_WHAT YOU WILL DO_
1: Transcribe the Kauai letters starting at "What is the" and ending at "more bike/pedestrian paths.".
2: List each poll option in the Kauai letters along with the percentage of respondents who chose it.
-- START OF DOCUMENT TEXT --
There is a health risk involve for a mother with an unborn child here on Kauai.
What is the CDC thinking of not making it public notice to the location this lady with the Zika?
Howard Tolbe, Eleele
More roads only real solution
In a recent poll, The Garden Island asked, “What’s the best way to ease Kauai’s traffic troubles?” A total of 644 people responded.
• 52.6 percent wanted more roads.
• 14.1 percent wanted more buses and shuttles.
• 5 percent wanted more bike/pedestrian paths.
It is crystal clear that by about a 4-to-1 margin the driving public wants more roads to alleviate traffic and not more buses or shuttles.
By over a 10-to-1 margin the people want more roads and not bike and pedestrian paths.
And yet this administration hires planners, consultants and engineers to tell us that the solution to this problem is more buses, shuttles and bikes — unbelievable! They are putting bike lanes down our roads to narrow them for vehicle travel, bike lanes that few if any ever use instead of using cane haul roads for more alternate means of travel.
The Kapaa bypass road is a great example of a solution that helped lessen vehicle travel on Kuhio Highway. And it only took one year to build without an EIS since it was already a cane haul road. Why have we gone 10 years or more before letting traffic get to a crawl by not paving more of these cane roads? We are now bugging the state and our representatives to help us but where was the long range planning to get it started long ago?
It took a Kauai police officer to tell us how two keep traffic flowing at the Kuhio/Hanamaulu intersection without stopping at the signal — a huge improvement. A gentleman from Iowa offered some suggestions in TGI (March 23) on how to increase traffic flow. Why not give them a try as we did with our police officer — won’t cost us hundreds of thousands of dollars!
Or, just get us a county manager who writer after writer is screaming for and get our problems (all of them) addressed.
-- END OF DOCUMENT TEXT --
-- START OF DATA SUPPLIED --
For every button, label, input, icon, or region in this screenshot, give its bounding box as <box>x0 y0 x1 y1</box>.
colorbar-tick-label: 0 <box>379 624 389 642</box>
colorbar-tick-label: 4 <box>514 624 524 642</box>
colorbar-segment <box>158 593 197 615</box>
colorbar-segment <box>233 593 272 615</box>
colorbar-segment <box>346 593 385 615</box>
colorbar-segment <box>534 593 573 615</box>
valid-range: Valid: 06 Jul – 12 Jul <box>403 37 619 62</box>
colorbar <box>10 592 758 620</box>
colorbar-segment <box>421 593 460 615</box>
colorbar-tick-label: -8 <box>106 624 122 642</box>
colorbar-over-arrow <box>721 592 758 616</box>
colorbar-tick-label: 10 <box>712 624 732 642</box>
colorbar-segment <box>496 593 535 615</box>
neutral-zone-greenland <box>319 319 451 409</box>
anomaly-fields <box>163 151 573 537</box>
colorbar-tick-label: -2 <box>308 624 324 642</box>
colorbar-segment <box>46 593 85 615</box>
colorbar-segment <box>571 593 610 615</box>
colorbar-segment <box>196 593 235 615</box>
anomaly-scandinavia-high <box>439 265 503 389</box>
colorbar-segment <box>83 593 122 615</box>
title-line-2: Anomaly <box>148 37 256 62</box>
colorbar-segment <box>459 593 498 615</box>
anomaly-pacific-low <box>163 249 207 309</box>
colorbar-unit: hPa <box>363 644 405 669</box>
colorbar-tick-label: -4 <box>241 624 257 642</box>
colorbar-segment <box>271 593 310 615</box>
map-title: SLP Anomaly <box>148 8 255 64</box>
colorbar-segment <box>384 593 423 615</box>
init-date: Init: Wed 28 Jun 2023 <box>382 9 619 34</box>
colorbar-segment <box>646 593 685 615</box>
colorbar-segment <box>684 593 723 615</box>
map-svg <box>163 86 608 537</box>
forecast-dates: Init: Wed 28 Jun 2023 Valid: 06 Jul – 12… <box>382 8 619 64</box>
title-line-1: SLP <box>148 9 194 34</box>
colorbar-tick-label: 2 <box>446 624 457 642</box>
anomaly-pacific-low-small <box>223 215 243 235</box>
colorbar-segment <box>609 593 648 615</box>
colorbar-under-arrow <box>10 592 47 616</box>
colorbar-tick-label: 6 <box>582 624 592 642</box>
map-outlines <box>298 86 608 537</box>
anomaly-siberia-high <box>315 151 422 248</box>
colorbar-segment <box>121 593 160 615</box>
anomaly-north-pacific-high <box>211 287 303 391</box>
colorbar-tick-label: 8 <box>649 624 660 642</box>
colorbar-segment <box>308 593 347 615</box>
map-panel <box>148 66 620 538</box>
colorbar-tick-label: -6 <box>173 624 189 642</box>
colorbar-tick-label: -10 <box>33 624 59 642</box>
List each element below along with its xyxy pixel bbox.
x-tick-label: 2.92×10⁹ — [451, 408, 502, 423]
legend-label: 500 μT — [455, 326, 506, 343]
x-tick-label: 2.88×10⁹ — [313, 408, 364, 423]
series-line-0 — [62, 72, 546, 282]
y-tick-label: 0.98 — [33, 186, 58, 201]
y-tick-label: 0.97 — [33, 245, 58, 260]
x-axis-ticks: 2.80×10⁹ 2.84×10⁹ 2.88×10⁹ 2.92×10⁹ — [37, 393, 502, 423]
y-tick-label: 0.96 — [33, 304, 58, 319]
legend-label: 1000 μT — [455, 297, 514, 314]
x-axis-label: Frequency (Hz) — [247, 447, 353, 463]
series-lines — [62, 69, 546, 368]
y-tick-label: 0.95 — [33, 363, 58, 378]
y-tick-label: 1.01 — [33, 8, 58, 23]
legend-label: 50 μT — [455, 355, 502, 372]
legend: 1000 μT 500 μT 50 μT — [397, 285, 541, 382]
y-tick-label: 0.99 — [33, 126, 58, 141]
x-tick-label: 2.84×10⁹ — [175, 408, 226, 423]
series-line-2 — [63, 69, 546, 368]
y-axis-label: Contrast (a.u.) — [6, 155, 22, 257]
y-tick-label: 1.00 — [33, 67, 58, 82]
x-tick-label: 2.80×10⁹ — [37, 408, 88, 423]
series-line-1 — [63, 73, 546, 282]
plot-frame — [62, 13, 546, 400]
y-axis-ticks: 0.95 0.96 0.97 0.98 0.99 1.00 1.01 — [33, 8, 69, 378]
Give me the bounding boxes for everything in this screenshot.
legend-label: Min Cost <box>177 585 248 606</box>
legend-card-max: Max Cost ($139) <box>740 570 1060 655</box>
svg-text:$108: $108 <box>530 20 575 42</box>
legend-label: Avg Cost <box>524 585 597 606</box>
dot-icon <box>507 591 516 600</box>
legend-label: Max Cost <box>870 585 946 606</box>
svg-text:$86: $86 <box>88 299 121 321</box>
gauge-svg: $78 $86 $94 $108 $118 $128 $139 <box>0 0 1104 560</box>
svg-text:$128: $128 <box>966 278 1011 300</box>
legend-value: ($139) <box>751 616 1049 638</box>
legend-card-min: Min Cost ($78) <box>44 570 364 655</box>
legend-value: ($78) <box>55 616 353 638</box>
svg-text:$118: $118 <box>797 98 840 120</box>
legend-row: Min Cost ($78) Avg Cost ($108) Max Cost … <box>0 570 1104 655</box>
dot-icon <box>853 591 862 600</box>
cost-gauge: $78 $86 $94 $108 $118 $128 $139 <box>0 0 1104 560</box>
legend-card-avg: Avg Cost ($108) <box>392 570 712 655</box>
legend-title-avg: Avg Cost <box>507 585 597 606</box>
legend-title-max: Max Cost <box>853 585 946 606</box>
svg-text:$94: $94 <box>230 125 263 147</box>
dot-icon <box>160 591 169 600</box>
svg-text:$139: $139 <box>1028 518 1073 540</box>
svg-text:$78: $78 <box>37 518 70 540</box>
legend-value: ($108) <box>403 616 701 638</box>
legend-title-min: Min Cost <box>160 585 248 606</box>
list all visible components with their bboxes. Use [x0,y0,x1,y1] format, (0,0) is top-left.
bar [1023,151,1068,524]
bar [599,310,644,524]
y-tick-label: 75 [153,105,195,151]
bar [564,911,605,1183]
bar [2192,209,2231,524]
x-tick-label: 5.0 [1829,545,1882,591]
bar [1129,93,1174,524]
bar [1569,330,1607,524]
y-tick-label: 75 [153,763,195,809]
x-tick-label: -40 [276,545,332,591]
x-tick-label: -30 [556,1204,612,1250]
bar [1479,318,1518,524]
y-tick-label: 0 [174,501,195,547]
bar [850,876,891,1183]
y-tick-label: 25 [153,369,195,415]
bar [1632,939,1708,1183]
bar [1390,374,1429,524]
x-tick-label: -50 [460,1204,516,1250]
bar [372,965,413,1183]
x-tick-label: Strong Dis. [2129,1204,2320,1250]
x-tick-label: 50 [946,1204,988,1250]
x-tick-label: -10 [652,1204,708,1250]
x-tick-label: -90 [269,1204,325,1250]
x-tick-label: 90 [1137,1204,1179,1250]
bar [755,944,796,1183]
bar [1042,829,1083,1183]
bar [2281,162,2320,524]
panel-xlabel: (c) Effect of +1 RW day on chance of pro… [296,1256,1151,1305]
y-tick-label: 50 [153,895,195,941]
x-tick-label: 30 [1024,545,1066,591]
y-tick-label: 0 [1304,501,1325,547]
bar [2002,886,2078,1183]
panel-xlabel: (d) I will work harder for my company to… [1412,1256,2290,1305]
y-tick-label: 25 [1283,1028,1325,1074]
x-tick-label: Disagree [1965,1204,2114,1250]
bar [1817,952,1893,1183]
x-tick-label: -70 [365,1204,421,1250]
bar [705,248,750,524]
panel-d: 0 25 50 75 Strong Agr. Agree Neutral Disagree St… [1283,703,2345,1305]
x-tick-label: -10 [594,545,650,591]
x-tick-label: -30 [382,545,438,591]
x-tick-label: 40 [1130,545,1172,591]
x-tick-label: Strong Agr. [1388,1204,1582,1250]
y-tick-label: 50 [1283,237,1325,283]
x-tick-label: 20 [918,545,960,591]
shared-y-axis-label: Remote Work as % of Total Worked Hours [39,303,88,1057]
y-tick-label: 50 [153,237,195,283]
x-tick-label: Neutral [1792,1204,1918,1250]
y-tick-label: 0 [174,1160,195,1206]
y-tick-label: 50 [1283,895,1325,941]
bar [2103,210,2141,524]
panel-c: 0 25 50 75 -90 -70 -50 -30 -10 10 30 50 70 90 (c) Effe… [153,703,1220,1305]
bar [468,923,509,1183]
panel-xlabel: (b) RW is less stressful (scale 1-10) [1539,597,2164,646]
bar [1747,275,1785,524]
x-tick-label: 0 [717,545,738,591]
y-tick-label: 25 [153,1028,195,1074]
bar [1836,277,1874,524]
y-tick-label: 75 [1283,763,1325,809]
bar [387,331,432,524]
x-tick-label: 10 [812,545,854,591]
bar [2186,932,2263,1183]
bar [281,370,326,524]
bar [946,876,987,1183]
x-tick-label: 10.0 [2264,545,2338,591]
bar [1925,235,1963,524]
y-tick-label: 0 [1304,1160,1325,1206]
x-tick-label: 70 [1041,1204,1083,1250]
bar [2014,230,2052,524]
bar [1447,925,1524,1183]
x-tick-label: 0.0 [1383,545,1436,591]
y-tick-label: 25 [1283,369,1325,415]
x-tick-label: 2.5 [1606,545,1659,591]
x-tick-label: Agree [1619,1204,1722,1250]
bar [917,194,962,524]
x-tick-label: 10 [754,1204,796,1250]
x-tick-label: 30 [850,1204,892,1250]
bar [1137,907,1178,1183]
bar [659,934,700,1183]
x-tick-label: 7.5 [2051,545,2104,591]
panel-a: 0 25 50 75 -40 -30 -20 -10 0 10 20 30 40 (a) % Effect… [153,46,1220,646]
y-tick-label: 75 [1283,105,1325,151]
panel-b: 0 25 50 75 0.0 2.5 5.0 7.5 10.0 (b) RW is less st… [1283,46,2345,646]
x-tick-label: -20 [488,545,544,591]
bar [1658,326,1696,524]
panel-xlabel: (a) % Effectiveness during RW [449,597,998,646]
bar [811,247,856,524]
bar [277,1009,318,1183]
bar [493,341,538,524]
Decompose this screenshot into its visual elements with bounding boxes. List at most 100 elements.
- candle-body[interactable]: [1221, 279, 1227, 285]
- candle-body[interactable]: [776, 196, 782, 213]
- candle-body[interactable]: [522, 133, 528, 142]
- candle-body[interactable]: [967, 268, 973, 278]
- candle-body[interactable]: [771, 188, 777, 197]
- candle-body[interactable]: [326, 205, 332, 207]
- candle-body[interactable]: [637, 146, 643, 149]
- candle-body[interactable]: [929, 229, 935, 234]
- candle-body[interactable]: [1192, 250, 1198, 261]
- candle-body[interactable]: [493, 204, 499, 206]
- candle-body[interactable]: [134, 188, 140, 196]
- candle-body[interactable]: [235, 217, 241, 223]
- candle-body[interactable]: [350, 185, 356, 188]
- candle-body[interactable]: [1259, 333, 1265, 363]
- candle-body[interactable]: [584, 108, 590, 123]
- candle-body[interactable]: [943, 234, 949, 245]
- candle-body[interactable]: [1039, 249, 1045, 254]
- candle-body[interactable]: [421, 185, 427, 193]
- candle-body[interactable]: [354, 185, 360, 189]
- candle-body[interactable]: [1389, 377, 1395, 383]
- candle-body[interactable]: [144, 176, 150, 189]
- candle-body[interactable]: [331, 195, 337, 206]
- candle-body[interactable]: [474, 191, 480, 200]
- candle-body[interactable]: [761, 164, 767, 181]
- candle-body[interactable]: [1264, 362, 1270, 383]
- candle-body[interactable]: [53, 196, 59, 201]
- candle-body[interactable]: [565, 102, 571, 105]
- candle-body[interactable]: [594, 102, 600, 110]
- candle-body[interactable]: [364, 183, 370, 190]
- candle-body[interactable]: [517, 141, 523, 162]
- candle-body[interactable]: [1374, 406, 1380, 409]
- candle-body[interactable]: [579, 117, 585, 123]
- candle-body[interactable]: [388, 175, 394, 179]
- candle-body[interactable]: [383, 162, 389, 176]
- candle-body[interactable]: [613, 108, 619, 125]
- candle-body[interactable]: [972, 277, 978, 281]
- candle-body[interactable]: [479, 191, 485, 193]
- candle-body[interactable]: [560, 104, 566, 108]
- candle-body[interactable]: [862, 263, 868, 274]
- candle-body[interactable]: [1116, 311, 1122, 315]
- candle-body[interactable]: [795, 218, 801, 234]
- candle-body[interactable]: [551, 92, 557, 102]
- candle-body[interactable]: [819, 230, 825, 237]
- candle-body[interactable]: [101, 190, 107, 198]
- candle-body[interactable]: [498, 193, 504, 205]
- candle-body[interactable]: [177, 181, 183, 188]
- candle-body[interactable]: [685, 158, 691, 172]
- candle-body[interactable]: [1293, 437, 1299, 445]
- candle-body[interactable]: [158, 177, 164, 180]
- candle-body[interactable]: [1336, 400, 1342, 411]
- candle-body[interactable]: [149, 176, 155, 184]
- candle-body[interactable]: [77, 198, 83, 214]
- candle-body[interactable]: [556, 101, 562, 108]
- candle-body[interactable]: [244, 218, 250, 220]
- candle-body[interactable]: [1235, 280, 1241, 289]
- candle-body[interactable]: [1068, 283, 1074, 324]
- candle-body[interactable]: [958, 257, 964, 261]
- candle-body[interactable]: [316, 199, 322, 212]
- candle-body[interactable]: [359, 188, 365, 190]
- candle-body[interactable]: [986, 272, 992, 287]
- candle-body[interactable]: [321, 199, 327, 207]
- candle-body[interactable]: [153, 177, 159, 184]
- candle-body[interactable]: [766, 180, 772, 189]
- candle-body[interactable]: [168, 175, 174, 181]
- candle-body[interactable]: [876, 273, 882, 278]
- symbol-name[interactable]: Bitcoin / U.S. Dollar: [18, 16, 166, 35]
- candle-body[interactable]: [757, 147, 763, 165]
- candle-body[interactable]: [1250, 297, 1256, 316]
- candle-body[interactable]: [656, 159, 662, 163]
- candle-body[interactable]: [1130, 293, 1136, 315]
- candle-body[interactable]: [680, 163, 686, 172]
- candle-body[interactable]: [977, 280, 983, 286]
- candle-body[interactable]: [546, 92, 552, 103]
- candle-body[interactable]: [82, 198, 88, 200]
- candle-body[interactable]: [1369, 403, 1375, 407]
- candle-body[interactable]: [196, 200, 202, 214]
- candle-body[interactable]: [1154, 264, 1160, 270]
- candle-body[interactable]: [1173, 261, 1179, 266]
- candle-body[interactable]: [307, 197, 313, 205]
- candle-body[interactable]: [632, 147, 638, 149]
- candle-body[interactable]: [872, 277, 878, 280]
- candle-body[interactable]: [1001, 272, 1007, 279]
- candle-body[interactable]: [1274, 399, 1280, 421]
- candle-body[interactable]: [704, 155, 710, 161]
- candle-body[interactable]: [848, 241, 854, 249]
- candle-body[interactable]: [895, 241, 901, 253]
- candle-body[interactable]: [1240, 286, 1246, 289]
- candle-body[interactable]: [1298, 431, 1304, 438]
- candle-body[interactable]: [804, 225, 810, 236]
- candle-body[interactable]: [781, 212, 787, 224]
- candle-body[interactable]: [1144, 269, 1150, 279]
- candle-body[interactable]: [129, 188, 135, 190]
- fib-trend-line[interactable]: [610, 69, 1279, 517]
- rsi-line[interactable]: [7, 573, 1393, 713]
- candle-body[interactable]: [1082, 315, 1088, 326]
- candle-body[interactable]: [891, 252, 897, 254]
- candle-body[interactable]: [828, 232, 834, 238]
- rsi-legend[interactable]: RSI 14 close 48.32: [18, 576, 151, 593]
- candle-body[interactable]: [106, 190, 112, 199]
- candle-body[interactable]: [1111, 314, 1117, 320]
-- END OF DATA SUPPLIED --
_RESULTS IN ORDER_
1:
What is the CDC thinking of not making it public notice to the location this lady with the Zika?
Howard Tolbe, Eleele
More roads only real solution
In a recent poll, The Garden Island asked, “What’s the best way to ease Kauai’s traffic troubles?” A total of 644 people responded.
• 52.6 percent wanted more roads.
• 14.1 percent wanted more buses and shuttles.
• 5 percent wanted more bike/pedestrian paths.

2:
More roads: 52.6 percent
More buses and shuttles: 14.1 percent
More bike/pedestrian paths: 5 percent